Task objective -> Identify all lines in the listing that include the word "ffffff", and copy them out.

Records for this task ->
— start —
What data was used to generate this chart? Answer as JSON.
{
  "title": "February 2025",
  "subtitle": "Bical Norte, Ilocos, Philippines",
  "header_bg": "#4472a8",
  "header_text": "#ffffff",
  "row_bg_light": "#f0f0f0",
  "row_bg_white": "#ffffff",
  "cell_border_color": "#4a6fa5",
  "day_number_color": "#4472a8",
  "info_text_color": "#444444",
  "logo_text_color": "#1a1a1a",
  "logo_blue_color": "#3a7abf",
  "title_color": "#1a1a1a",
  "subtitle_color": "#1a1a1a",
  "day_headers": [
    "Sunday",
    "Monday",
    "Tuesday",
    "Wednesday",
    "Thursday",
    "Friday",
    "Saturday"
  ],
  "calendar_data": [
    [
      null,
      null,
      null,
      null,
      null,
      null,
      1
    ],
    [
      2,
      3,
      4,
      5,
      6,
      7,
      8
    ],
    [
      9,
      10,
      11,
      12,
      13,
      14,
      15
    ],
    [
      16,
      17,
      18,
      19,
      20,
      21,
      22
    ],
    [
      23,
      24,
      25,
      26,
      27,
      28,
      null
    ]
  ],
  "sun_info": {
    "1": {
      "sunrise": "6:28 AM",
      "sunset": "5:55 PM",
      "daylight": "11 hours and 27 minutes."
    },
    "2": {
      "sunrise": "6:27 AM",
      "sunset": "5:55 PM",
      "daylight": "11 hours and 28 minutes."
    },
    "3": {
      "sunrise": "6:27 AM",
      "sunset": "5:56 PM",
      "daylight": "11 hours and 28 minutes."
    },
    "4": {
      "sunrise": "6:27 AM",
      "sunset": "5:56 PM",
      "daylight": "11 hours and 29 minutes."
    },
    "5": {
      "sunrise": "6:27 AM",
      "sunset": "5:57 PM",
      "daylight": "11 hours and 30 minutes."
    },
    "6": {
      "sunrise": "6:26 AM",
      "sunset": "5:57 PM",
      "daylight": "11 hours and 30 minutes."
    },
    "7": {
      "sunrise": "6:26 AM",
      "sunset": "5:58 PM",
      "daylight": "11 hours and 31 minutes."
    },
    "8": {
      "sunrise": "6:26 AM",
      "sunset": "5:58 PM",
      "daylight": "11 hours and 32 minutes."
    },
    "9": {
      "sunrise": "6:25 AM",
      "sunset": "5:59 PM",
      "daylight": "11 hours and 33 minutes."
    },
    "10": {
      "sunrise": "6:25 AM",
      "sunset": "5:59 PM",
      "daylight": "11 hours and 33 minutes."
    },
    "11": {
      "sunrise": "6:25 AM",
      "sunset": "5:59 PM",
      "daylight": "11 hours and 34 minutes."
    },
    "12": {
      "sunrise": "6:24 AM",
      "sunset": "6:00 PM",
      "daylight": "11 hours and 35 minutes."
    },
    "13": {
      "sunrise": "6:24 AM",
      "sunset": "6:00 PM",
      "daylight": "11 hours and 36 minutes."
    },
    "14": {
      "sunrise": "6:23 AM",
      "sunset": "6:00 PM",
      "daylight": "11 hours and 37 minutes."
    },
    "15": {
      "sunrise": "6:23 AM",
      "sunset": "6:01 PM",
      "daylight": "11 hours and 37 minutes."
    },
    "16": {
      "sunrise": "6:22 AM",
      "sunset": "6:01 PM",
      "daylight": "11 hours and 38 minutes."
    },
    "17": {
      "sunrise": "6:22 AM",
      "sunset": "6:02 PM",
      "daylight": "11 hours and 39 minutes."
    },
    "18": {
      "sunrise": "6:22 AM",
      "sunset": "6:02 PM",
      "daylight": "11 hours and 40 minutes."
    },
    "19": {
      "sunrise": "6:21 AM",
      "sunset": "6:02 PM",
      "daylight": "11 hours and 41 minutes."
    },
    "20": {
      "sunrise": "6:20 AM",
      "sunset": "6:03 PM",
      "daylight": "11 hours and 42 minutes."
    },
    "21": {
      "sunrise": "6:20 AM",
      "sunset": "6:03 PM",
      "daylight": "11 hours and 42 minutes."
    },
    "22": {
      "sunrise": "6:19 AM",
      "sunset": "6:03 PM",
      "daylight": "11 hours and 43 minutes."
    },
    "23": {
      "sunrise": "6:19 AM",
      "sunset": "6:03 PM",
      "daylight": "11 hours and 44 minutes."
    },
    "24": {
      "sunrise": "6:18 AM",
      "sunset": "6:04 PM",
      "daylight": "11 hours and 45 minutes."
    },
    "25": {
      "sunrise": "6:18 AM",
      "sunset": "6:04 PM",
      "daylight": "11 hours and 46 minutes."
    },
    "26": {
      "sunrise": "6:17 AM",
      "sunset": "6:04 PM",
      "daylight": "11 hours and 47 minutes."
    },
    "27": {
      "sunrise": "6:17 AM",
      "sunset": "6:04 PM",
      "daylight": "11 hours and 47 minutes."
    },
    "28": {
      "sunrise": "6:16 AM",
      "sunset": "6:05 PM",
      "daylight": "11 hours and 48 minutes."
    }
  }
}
— end —
Result below ->
  "header_text": "#ffffff",
  "row_bg_white": "#ffffff",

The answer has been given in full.